EXERCISE REQUIREMENTS:
• A. In the workflow discussion, what is the most frequent criticism of the Petri Net based WF 4.5?
• B. Please go on with the workflow discussion, starting after its last line.

QUOTED PASSAGE:
————

The most frequent critic of the Petri Net based WF 4.5 is that it's too complex and that the power of Petri Nets is not needed for most real-world applications. So I guess that the PI-Calculus would not really improve this situation...
My personal feeling is that the majority of the WF 4.5 complexity comes from all the things around the actual Petri Net such as roles & assignments, "panels" and the custom PlPgSQL code that you need to implement custom actions.
So the situation should actually get not much worse with PI-Calculus...
I am just wondering what the current status on workflow is at OpenACS. Which packages exist and where can I learn more on how to use them.
There is a - more or less - working version of the "acs-workflow" package (4.5 Petri nets) in our CVS. You can access the content using:
cvs -d :pserver:mailto:email@example.com:/home/cvsroot checkout -r b3-0-0-patches acs-workflow
The differences to the stuff in the OpenACS repository are our fixed of the changed ADP conventions (adding ";noquote" to many fields). Also, I think I've fixed one or two real bugs. I believe there are no ]project-open[ stuff in it.
Our roadmap for acs-workflow is to keep it completely independent from ]project-open[. We are using the ]po[ component architecture to create extension screens in extension packages.
Do you remember Lars' initial rambling against the Petri-Net workflow and why he went for a state machine, and actually reduced the workflow the "State Pattern" (GoF, Gang of Five)? He said that very few people would actually use the features of branching/joining and other fancy Petri-Net stuff that makes it touring-complete.
We're reactivated the "Petri-Net Workflow" because of all the support pages, defaults, transition panels, role assignments etc., but not because the underlying formalism is Petri Nets... We've already written some WFs for customers, but all WFs could have been implemented using State Machines (the least expressive type of all of these networks).
Btw., the WF is actually running and available now as part of Version V3.2.beta1. You can check our SourceForge site for download in the "Support Files" release set (not the main V3.1 set). The download also includes a database dump of a working demo system.
perhaps (reputedly?) better for actual implementations,
particularly those involving distributed processing
(a la Erlang). (I don't actually understand it, though.)

————

GIVEN DATA:

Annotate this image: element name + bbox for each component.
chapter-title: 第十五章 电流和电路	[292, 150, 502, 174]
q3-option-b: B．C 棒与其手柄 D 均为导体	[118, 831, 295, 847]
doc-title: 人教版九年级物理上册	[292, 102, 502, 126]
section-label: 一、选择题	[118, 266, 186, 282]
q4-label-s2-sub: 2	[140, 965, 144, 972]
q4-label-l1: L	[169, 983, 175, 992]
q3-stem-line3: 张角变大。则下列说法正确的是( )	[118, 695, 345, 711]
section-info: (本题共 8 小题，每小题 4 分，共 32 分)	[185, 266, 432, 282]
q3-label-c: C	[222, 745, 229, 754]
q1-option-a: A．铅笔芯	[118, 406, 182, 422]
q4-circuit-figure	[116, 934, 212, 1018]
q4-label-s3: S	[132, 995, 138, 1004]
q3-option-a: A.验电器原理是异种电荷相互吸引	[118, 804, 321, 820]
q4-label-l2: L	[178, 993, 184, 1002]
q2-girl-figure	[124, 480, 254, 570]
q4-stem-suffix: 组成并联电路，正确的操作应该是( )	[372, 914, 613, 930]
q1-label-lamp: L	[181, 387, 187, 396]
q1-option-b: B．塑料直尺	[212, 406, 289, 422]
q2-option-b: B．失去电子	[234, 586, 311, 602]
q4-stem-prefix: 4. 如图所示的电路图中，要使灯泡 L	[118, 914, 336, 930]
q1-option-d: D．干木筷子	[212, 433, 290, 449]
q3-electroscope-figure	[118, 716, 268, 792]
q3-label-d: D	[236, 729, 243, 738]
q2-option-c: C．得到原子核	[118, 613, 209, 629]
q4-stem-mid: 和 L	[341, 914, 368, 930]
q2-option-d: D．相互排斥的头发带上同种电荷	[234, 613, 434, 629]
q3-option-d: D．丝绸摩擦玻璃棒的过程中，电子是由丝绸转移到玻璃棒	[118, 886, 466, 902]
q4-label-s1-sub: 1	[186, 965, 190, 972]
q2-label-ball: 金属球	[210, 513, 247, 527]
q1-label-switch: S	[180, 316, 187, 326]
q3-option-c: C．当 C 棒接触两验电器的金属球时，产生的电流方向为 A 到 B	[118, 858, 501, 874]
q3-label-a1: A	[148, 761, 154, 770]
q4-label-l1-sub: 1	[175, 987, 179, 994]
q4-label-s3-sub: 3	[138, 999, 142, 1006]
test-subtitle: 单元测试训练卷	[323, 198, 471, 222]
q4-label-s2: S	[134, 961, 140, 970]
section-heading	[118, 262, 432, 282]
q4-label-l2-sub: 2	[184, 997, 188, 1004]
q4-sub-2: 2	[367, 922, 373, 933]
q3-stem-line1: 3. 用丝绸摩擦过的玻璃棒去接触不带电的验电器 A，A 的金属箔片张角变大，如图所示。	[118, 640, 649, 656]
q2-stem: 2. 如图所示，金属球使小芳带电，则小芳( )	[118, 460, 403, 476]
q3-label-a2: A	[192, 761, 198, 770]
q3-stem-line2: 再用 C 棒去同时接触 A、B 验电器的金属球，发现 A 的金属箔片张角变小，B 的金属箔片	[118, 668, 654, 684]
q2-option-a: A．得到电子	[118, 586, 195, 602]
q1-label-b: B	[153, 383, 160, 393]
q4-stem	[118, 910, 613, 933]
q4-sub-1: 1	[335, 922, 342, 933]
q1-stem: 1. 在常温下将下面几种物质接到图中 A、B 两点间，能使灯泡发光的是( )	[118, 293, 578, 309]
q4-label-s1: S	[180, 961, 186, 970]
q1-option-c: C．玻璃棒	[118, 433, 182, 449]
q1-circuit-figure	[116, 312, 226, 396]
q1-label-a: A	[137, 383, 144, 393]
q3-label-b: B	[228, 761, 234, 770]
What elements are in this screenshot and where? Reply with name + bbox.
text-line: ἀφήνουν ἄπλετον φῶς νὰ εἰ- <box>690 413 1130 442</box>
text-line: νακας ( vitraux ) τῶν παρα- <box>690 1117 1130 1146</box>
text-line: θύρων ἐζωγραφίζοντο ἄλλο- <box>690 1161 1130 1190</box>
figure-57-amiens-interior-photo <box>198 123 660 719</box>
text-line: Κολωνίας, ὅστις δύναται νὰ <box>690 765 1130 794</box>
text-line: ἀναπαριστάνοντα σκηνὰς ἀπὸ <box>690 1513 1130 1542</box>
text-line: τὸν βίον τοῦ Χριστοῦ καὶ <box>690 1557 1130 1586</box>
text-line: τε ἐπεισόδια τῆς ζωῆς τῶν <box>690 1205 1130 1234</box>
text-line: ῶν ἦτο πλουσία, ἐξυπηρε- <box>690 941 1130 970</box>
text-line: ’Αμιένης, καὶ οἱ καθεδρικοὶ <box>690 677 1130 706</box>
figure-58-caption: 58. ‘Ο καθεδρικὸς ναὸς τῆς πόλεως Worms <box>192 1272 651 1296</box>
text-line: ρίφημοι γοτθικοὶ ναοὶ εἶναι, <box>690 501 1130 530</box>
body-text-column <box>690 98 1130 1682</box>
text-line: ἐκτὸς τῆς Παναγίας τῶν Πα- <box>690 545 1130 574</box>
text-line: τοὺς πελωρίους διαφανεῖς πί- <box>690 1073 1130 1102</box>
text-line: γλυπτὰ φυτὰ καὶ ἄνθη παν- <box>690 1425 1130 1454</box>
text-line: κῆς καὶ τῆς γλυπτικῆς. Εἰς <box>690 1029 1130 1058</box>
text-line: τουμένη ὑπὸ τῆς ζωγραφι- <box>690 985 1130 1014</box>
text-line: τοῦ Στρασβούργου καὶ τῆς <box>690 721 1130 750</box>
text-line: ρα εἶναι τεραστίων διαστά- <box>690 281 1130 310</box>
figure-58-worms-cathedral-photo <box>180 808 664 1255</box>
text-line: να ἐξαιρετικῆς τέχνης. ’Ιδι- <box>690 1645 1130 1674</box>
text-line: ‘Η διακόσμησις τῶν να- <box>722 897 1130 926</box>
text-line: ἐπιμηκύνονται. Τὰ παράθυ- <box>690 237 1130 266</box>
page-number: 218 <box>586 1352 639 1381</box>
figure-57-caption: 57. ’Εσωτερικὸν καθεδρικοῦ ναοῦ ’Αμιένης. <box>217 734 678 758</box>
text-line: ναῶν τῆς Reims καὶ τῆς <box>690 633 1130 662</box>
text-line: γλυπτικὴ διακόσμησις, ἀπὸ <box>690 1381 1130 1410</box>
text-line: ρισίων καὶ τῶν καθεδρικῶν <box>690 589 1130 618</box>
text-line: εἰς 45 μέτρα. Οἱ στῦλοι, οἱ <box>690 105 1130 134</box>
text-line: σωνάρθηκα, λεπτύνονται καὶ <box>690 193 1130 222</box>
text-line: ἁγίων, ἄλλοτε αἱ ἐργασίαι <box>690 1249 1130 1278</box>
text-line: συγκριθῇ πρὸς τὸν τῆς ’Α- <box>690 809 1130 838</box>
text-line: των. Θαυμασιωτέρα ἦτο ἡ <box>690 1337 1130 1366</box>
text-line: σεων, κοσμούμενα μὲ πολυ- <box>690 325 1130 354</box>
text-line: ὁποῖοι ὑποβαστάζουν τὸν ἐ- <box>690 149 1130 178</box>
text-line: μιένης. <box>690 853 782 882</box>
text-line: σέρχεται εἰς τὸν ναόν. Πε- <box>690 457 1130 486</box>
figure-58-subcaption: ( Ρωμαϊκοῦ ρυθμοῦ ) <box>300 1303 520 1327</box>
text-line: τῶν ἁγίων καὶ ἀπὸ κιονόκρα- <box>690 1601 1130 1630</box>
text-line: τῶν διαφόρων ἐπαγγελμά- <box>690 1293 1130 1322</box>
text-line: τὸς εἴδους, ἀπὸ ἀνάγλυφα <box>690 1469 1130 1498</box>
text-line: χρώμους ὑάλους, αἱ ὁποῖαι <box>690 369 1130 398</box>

————

EXPECTED RESULTS:
• A. That it is too complex and that the power of Petri Nets is not needed for most real-world applications.

• B.
These networks are frequently used by academics to proove strange mathematical claims on areas ranging from parallel processing to Business Process Engineering. However, prooving stuff is really different from designing user-friendly workflows...
Actually, what we'd need is something like a Workflow Designer's Guide that explains the possibilities and difficulties with WFs, and allows people to see where using WFs is useful and where not. Quest.ie (Ciaran De Buitlear, Michael Hinds and others) have actually started with such a document for their customers, but I'm not sure if it available publicly.
I had some very interesting conversations with Mervyn Colton some time ago about how to map a complex process to a WF and why this is an art and not engineering. But yes, this is the right vocabulary. Lars' Petri-Net WF is about mapping business processes to IT systems, and you'd have to start by defining and drawing your processes.
Frank is correct, We've had some good success with Petri Nets, including some of the powerful constructs that we needed to add (and many thanks to Frank Bergmann and to Christian Eva for some of these)
As also made some changes to the inbox, which shows the users their tasks.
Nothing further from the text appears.